**GIVEN REQUEST**
Find every line in the records below that holds the word "name", and copy each one.

[START INPUT FOR THIS TASK]

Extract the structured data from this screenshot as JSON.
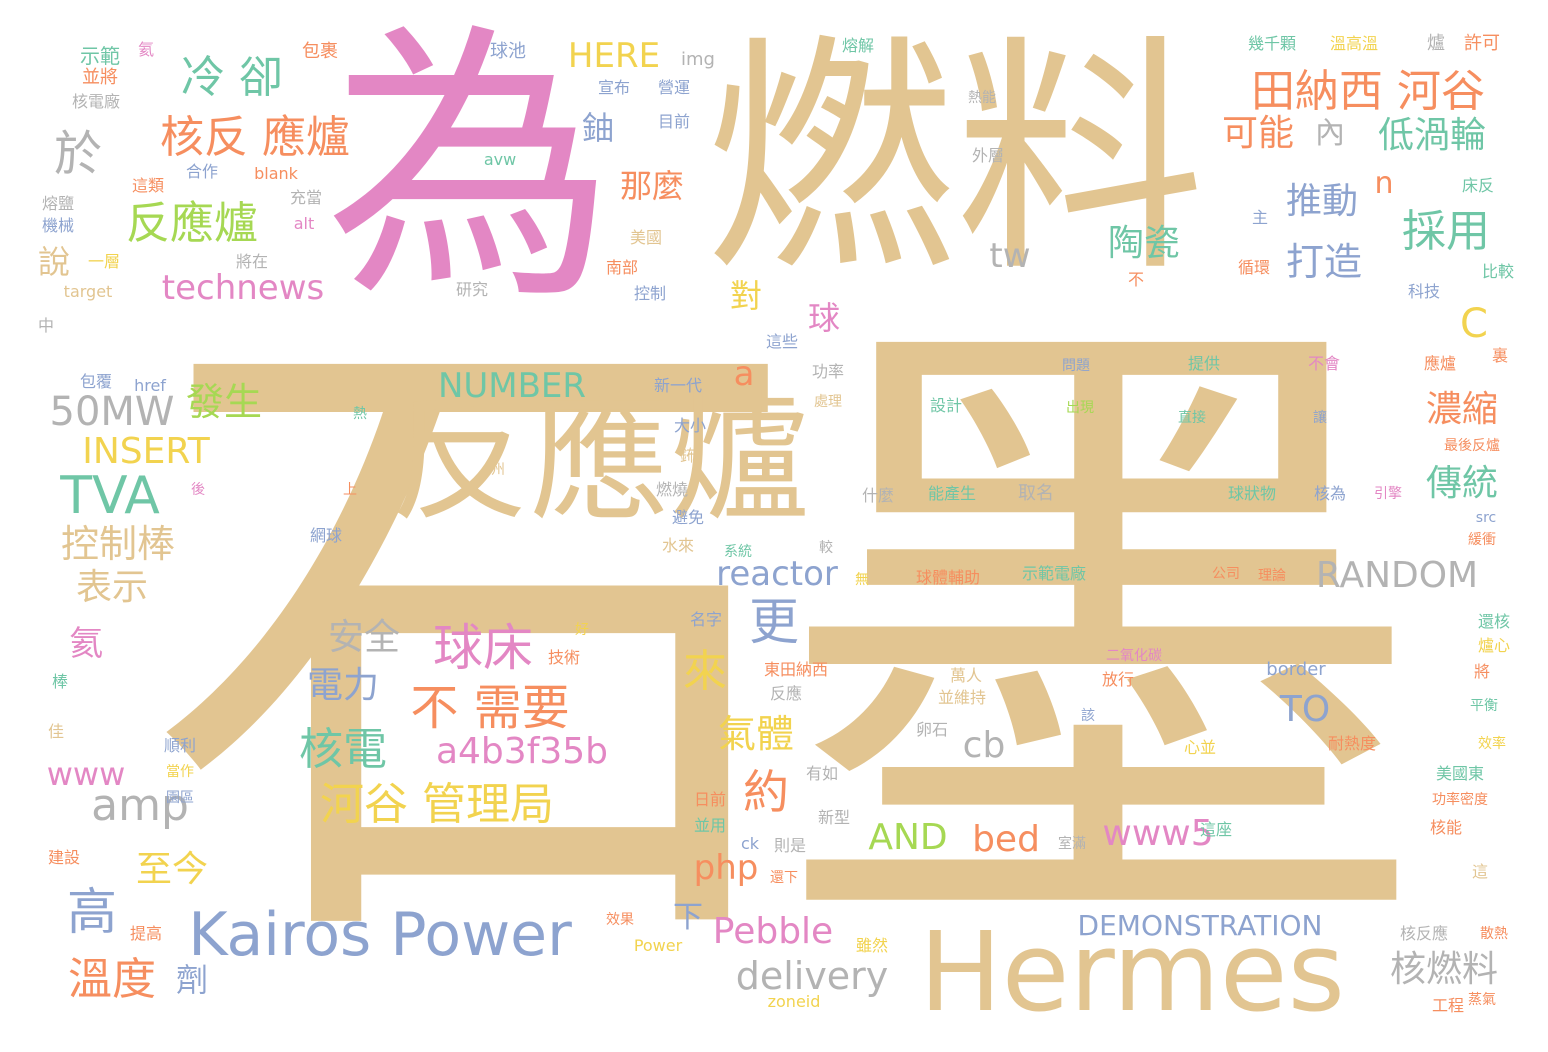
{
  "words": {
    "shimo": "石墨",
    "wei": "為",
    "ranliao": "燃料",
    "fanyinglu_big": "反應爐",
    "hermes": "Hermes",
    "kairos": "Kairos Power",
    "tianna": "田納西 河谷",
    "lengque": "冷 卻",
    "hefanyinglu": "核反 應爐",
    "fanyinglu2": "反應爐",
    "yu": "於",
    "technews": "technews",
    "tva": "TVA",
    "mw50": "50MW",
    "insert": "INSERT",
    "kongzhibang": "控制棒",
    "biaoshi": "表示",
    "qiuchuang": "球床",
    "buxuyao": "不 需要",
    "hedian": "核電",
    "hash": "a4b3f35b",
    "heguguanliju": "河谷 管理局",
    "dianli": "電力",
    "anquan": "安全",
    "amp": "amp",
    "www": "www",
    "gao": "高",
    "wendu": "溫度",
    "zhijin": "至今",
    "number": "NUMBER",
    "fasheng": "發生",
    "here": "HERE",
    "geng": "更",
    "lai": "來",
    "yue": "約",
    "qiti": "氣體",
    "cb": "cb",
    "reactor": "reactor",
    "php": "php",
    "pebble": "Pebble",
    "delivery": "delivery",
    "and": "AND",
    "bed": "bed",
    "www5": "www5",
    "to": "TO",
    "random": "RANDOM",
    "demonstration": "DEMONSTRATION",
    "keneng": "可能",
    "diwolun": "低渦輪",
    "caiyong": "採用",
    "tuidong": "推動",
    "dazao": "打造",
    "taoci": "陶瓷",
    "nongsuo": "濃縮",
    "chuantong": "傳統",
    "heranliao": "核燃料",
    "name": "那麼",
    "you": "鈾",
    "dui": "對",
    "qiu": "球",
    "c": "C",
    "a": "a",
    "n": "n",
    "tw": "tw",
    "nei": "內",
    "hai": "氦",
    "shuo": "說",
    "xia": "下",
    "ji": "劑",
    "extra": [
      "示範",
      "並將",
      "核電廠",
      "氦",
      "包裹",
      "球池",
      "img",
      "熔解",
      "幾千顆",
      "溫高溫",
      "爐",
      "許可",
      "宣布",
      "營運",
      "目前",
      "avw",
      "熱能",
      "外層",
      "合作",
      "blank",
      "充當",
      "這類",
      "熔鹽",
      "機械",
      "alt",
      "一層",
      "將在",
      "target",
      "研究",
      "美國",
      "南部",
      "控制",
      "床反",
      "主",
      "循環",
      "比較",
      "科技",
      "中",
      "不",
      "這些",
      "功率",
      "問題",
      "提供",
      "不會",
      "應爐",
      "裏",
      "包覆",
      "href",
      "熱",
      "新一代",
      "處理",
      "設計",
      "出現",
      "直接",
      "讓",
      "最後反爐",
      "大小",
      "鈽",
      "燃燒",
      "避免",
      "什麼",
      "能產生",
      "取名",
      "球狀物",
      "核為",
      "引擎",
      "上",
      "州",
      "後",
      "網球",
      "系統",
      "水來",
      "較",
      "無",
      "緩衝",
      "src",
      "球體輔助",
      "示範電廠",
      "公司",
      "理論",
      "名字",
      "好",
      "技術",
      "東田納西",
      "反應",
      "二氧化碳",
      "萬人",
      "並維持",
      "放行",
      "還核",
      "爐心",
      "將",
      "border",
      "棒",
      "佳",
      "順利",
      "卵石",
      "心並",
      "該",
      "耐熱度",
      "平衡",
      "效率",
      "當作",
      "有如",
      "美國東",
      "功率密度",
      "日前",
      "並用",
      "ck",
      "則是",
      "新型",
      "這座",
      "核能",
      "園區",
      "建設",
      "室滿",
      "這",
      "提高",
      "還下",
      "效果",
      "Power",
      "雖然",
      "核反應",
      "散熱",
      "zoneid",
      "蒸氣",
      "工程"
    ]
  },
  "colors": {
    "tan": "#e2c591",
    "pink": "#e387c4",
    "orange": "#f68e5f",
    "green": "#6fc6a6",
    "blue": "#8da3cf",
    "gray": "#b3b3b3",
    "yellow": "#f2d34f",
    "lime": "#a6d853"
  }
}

[END INPUT FOR THIS TASK]
[START INPUT FOR THIS TASK]

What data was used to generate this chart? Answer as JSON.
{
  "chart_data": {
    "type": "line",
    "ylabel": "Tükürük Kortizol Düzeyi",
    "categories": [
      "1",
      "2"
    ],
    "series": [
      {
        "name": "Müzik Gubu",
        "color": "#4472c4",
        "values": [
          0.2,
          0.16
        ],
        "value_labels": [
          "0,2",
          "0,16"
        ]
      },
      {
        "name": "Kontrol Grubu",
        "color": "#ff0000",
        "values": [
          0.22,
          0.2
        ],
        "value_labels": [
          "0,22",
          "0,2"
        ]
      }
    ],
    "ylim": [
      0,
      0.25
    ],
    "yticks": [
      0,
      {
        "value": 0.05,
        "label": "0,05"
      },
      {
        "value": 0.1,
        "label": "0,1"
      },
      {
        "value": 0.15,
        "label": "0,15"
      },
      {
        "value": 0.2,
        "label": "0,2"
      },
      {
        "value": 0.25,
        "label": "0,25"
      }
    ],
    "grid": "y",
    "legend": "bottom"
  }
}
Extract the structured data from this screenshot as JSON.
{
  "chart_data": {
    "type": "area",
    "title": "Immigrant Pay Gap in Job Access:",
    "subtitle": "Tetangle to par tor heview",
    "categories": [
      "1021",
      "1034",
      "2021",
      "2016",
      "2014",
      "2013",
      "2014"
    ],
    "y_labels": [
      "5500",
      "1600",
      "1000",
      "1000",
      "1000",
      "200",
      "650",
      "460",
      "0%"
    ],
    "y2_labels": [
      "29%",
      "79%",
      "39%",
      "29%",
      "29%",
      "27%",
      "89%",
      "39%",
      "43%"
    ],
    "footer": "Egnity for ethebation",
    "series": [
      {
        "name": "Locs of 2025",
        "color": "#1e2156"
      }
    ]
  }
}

[END INPUT FOR THIS TASK]

**FINISHED ANSWER**
    "name": "那麼",
        "name": "Müzik Gubu",
        "name": "Kontrol Grubu",
        "name": "Locs of 2025",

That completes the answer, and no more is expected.